(What is required)
Gather every line of the entries that includes the word "nDönemi".
## Begin
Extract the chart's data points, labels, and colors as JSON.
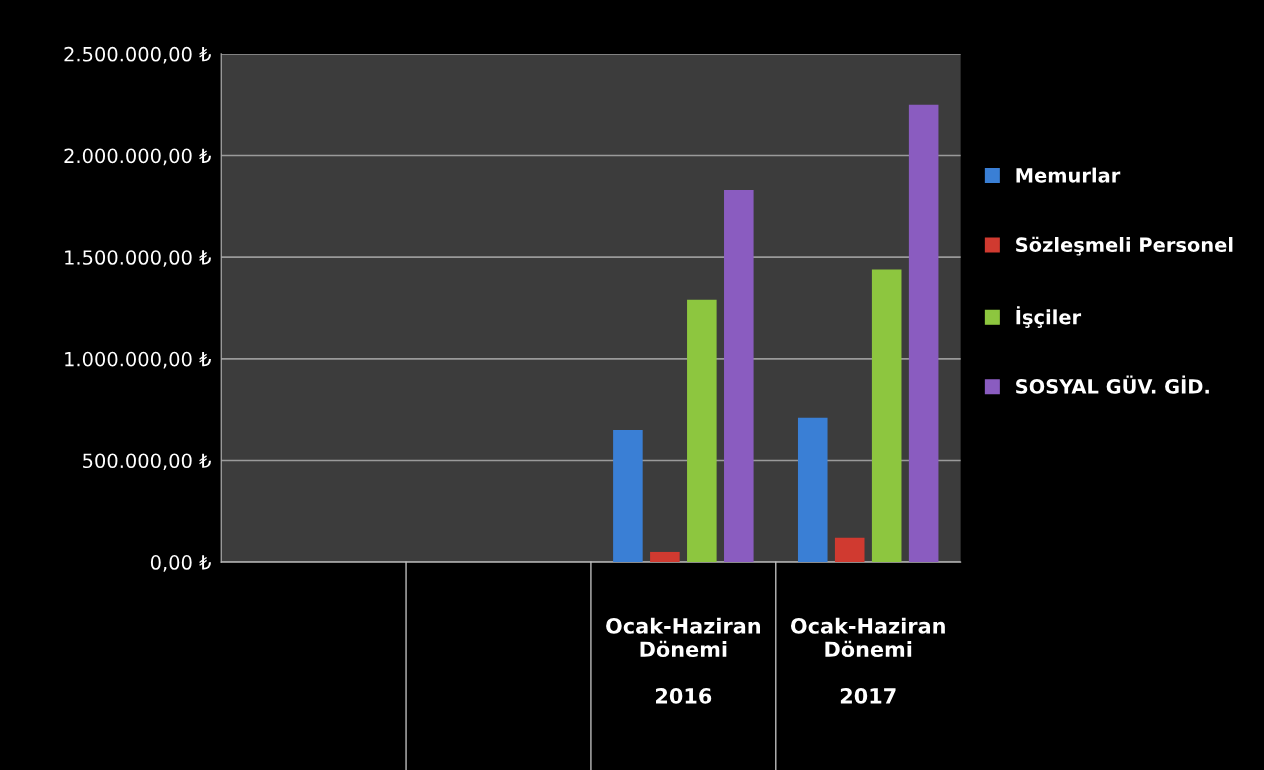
{
  "chart_data": {
    "type": "bar",
    "categories": [
      null,
      null,
      "Ocak-Haziran\nDönemi\n\n2016",
      "Ocak-Haziran\nDönemi\n\n2017"
    ],
    "series": [
      {
        "name": "Memurlar",
        "color": "#3a7fd5",
        "values": [
          null,
          null,
          650000,
          710000
        ]
      },
      {
        "name": "Sözleşmeli Personel",
        "color": "#d03a30",
        "values": [
          null,
          null,
          50000,
          120000
        ]
      },
      {
        "name": "İşçiler",
        "color": "#8dc63f",
        "values": [
          null,
          null,
          1290000,
          1440000
        ]
      },
      {
        "name": "SOSYAL GÜV. GİD.",
        "color": "#8a5cc0",
        "values": [
          null,
          null,
          1830000,
          2250000
        ]
      }
    ],
    "ylim": [
      0,
      2500000
    ],
    "yticks": [
      {
        "value": 0,
        "label": "0,00 ₺"
      },
      {
        "value": 500000,
        "label": "500.000,00 ₺"
      },
      {
        "value": 1000000,
        "label": "1.000.000,00 ₺"
      },
      {
        "value": 1500000,
        "label": "1.500.000,00 ₺"
      },
      {
        "value": 2000000,
        "label": "2.000.000,00 ₺"
      },
      {
        "value": 2500000,
        "label": "2.500.000,00 ₺"
      }
    ],
    "grid": "y",
    "legend": "right"
  }
}
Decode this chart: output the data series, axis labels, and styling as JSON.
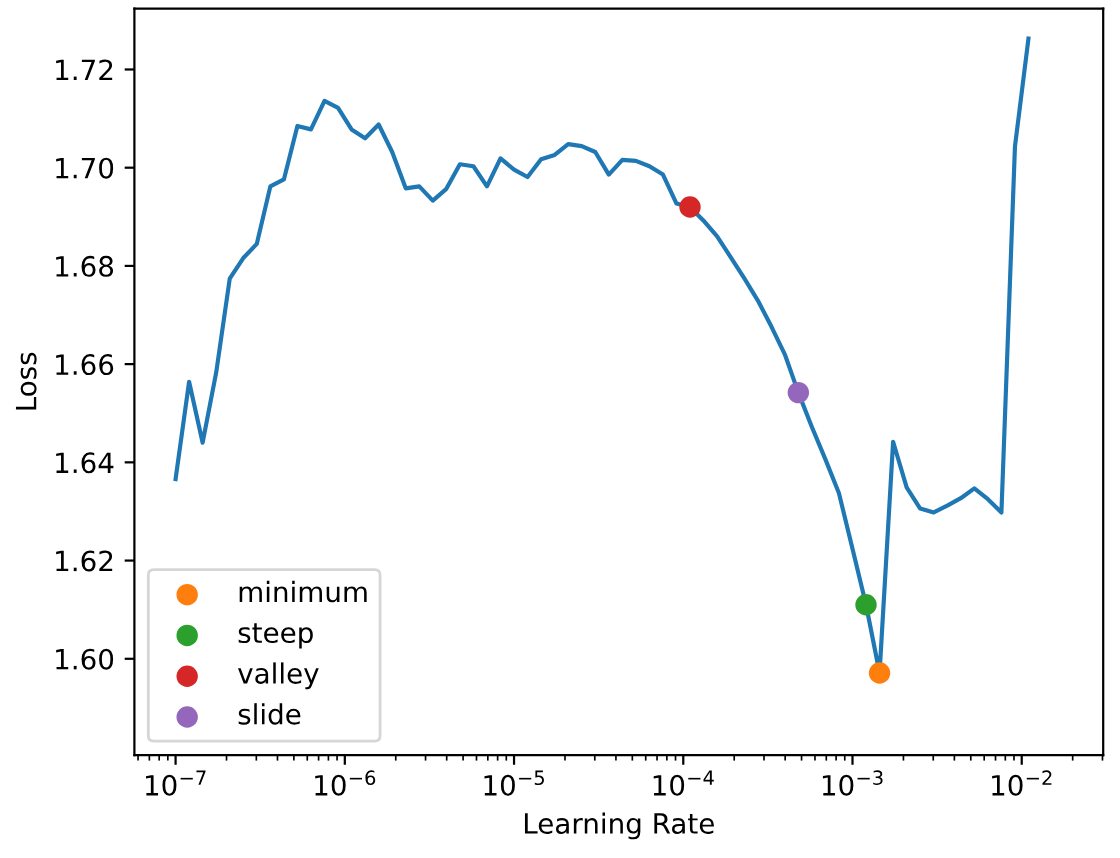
{
  "chart_data": {
    "type": "line",
    "xlabel": "Learning Rate",
    "ylabel": "Loss",
    "log": "x",
    "legend": "bottom left",
    "grid": false,
    "xlim": [
      5.71e-08,
      0.0303
    ],
    "ylim": [
      1.5804,
      1.7324
    ],
    "xticks": [
      {
        "value": 1e-07,
        "label": "10$^{−7}$"
      },
      {
        "value": 1e-06,
        "label": "10$^{−6}$"
      },
      {
        "value": 1e-05,
        "label": "10$^{−5}$"
      },
      {
        "value": 0.0001,
        "label": "10$^{−4}$"
      },
      {
        "value": 0.001,
        "label": "10$^{−3}$"
      },
      {
        "value": 0.01,
        "label": "10$^{−2}$"
      }
    ],
    "yticks": [
      {
        "value": 1.6,
        "label": "1.60"
      },
      1.62,
      1.64,
      1.66,
      1.68,
      {
        "value": 1.7,
        "label": "1.70"
      },
      1.72
    ],
    "series": [
      {
        "color": "#1f77b4",
        "x": [
          1e-07,
          1.202e-07,
          1.445e-07,
          1.738e-07,
          2.089e-07,
          2.512e-07,
          3.02e-07,
          3.631e-07,
          4.365e-07,
          5.248e-07,
          6.31e-07,
          7.586e-07,
          9.12e-07,
          1.096e-06,
          1.318e-06,
          1.585e-06,
          1.905e-06,
          2.291e-06,
          2.754e-06,
          3.311e-06,
          3.981e-06,
          4.786e-06,
          5.754e-06,
          6.918e-06,
          8.318e-06,
          1e-05,
          1.202e-05,
          1.445e-05,
          1.738e-05,
          2.089e-05,
          2.512e-05,
          3.02e-05,
          3.631e-05,
          4.365e-05,
          5.248e-05,
          6.31e-05,
          7.586e-05,
          9.12e-05,
          0.0001096,
          0.0001318,
          0.0001585,
          0.0001905,
          0.0002291,
          0.0002754,
          0.0003311,
          0.0003981,
          0.0004786,
          0.0005754,
          0.0006918,
          0.0008318,
          0.001,
          0.001202,
          0.001445,
          0.001738,
          0.002089,
          0.002512,
          0.00302,
          0.003631,
          0.004365,
          0.005248,
          0.00631,
          0.007586,
          0.00912,
          0.01096
        ],
        "values": [
          1.6366,
          1.6564,
          1.644,
          1.6583,
          1.6774,
          1.6816,
          1.6845,
          1.6962,
          1.6976,
          1.7085,
          1.7078,
          1.7136,
          1.7122,
          1.7078,
          1.706,
          1.7088,
          1.7032,
          1.6958,
          1.6962,
          1.6933,
          1.6957,
          1.7007,
          1.7003,
          1.6962,
          1.7019,
          1.6996,
          1.6981,
          1.7017,
          1.7026,
          1.7048,
          1.7044,
          1.7032,
          1.6986,
          1.7016,
          1.7014,
          1.7003,
          1.6986,
          1.6927,
          1.692,
          1.6892,
          1.686,
          1.6818,
          1.6775,
          1.673,
          1.6677,
          1.662,
          1.6542,
          1.6472,
          1.6406,
          1.6337,
          1.6224,
          1.611,
          1.5971,
          1.6442,
          1.6349,
          1.6306,
          1.6298,
          1.6312,
          1.6327,
          1.6347,
          1.6325,
          1.6298,
          1.7043,
          1.7263
        ]
      },
      {
        "type": "scatter",
        "name": "minimum",
        "color": "#ff7f0e",
        "marker": "circle",
        "x": [
          0.001445
        ],
        "values": [
          1.5971
        ]
      },
      {
        "type": "scatter",
        "name": "steep",
        "color": "#2ca02c",
        "marker": "circle",
        "x": [
          0.001202
        ],
        "values": [
          1.611
        ]
      },
      {
        "type": "scatter",
        "name": "valley",
        "color": "#d62728",
        "marker": "circle",
        "x": [
          0.0001096
        ],
        "values": [
          1.692
        ]
      },
      {
        "type": "scatter",
        "name": "slide",
        "color": "#9467bd",
        "marker": "circle",
        "x": [
          0.0004786
        ],
        "values": [
          1.6542
        ]
      }
    ]
  }
}
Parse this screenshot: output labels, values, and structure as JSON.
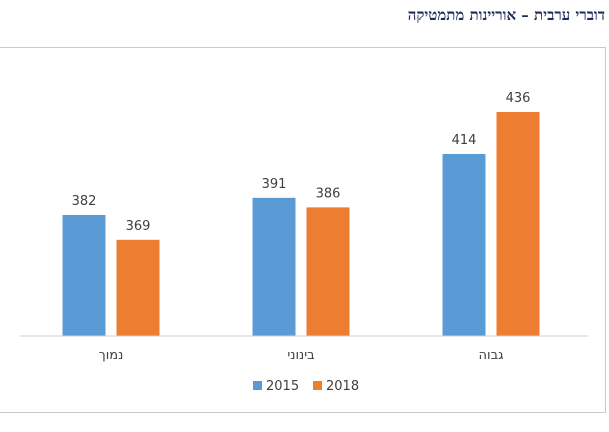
{
  "page_title": "דוברי ערבית – אוריינות מתמטיקה",
  "chart_data": {
    "type": "bar",
    "categories": [
      "נמוך",
      "בינוני",
      "גבוה"
    ],
    "series": [
      {
        "name": "2015",
        "values": [
          382,
          391,
          414
        ],
        "color": "#5b9bd5"
      },
      {
        "name": "2018",
        "values": [
          369,
          386,
          436
        ],
        "color": "#ed7d31"
      }
    ],
    "title": "",
    "xlabel": "",
    "ylabel": "",
    "legend_position": "bottom",
    "grid": false
  }
}
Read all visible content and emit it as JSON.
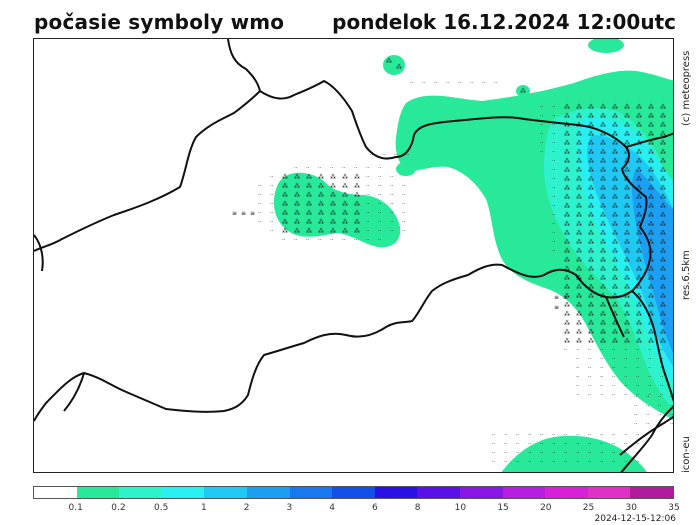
{
  "title": "počasie symboly wmo",
  "datetime": "pondelok 16.12.2024 12:00utc",
  "side_labels": {
    "copyright": "(c) meteopress",
    "resolution": "res.6.5km",
    "model": "icon-eu"
  },
  "legend": {
    "colors": [
      "#ffffff",
      "#28e89a",
      "#2ef2cc",
      "#29f0f0",
      "#20c8f4",
      "#1c9ff2",
      "#1878f0",
      "#1450e8",
      "#2810e6",
      "#5a10e6",
      "#8a16e6",
      "#b81ee2",
      "#d820d8",
      "#e030c8",
      "#b01c9c"
    ],
    "ticks": [
      "0.1",
      "0.2",
      "0.5",
      "1",
      "2",
      "3",
      "4",
      "6",
      "8",
      "10",
      "15",
      "20",
      "25",
      "30",
      "35"
    ]
  },
  "timestamp": "2024-12-15-12:06",
  "symbols": {
    "snow": "⁂",
    "drizzle": "ᐧᐧ",
    "fog": "≡"
  }
}
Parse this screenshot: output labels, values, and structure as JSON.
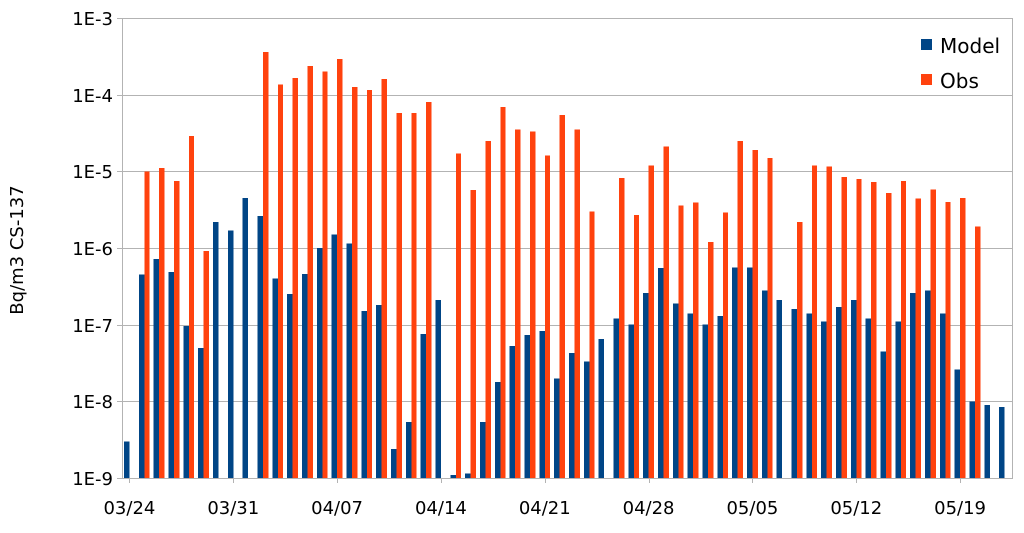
{
  "chart_data": {
    "type": "bar",
    "ylabel": "Bq/m3 CS-137",
    "yscale": "log",
    "ylim": [
      1e-09,
      0.001
    ],
    "grid": true,
    "legend": "top-right",
    "y_ticks": [
      {
        "value": 0.001,
        "label": "1E-3"
      },
      {
        "value": 0.0001,
        "label": "1E-4"
      },
      {
        "value": 1e-05,
        "label": "1E-5"
      },
      {
        "value": 1e-06,
        "label": "1E-6"
      },
      {
        "value": 1e-07,
        "label": "1E-7"
      },
      {
        "value": 1e-08,
        "label": "1E-8"
      },
      {
        "value": 1e-09,
        "label": "1E-9"
      }
    ],
    "x": [
      "03/24",
      "03/25",
      "03/26",
      "03/27",
      "03/28",
      "03/29",
      "03/30",
      "03/31",
      "04/01",
      "04/02",
      "04/03",
      "04/04",
      "04/05",
      "04/06",
      "04/07",
      "04/08",
      "04/09",
      "04/10",
      "04/11",
      "04/12",
      "04/13",
      "04/14",
      "04/15",
      "04/16",
      "04/17",
      "04/18",
      "04/19",
      "04/20",
      "04/21",
      "04/22",
      "04/23",
      "04/24",
      "04/25",
      "04/26",
      "04/27",
      "04/28",
      "04/29",
      "04/30",
      "05/01",
      "05/02",
      "05/03",
      "05/04",
      "05/05",
      "05/06",
      "05/07",
      "05/08",
      "05/09",
      "05/10",
      "05/11",
      "05/12",
      "05/13",
      "05/14",
      "05/15",
      "05/16",
      "05/17",
      "05/18",
      "05/19",
      "05/20",
      "05/21",
      "05/22"
    ],
    "x_tick_labels": [
      "03/24",
      "03/31",
      "04/07",
      "04/14",
      "04/21",
      "04/28",
      "05/05",
      "05/12",
      "05/19"
    ],
    "series": [
      {
        "name": "Model",
        "color": "#004586",
        "values": [
          3e-09,
          4.5e-07,
          7.2e-07,
          4.9e-07,
          9.6e-08,
          5e-08,
          2.2e-06,
          1.7e-06,
          4.5e-06,
          2.6e-06,
          4e-07,
          2.5e-07,
          4.6e-07,
          1e-06,
          1.5e-06,
          1.15e-06,
          1.5e-07,
          1.8e-07,
          2.4e-09,
          5.4e-09,
          7.6e-08,
          2.1e-07,
          1.1e-09,
          1.15e-09,
          5.4e-09,
          1.8e-08,
          5.3e-08,
          7.3e-08,
          8.3e-08,
          2e-08,
          4.3e-08,
          3.3e-08,
          6.5e-08,
          1.2e-07,
          1e-07,
          2.6e-07,
          5.5e-07,
          1.9e-07,
          1.4e-07,
          1e-07,
          1.3e-07,
          5.6e-07,
          5.6e-07,
          2.8e-07,
          2.1e-07,
          1.6e-07,
          1.4e-07,
          1.1e-07,
          1.7e-07,
          2.1e-07,
          1.2e-07,
          4.5e-08,
          1.1e-07,
          2.6e-07,
          2.8e-07,
          1.4e-07,
          2.6e-08,
          1e-08,
          9e-09,
          8.4e-09
        ]
      },
      {
        "name": "Obs",
        "color": "#ff420e",
        "values": [
          null,
          9.9e-06,
          1.1e-05,
          7.5e-06,
          2.9e-05,
          9.1e-07,
          null,
          null,
          null,
          0.00036,
          0.000135,
          0.000165,
          0.000235,
          0.0002,
          0.00029,
          0.000125,
          0.000115,
          0.00016,
          5.8e-05,
          5.8e-05,
          8e-05,
          null,
          1.7e-05,
          5.7e-06,
          2.5e-05,
          6.9e-05,
          3.5e-05,
          3.3e-05,
          1.6e-05,
          5.4e-05,
          3.5e-05,
          3e-06,
          null,
          8.2e-06,
          2.7e-06,
          1.2e-05,
          2.1e-05,
          3.6e-06,
          3.9e-06,
          1.2e-06,
          2.9e-06,
          2.5e-05,
          1.9e-05,
          1.5e-05,
          null,
          2.2e-06,
          1.2e-05,
          1.15e-05,
          8.4e-06,
          7.9e-06,
          7.3e-06,
          5.2e-06,
          7.5e-06,
          4.4e-06,
          5.8e-06,
          4e-06,
          4.5e-06,
          1.9e-06,
          null,
          null
        ]
      }
    ]
  }
}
## End
(Full answer)
      "Ocak-Haziran\nDönemi\n\n2016",
      "Ocak-Haziran\nDönemi\n\n2017"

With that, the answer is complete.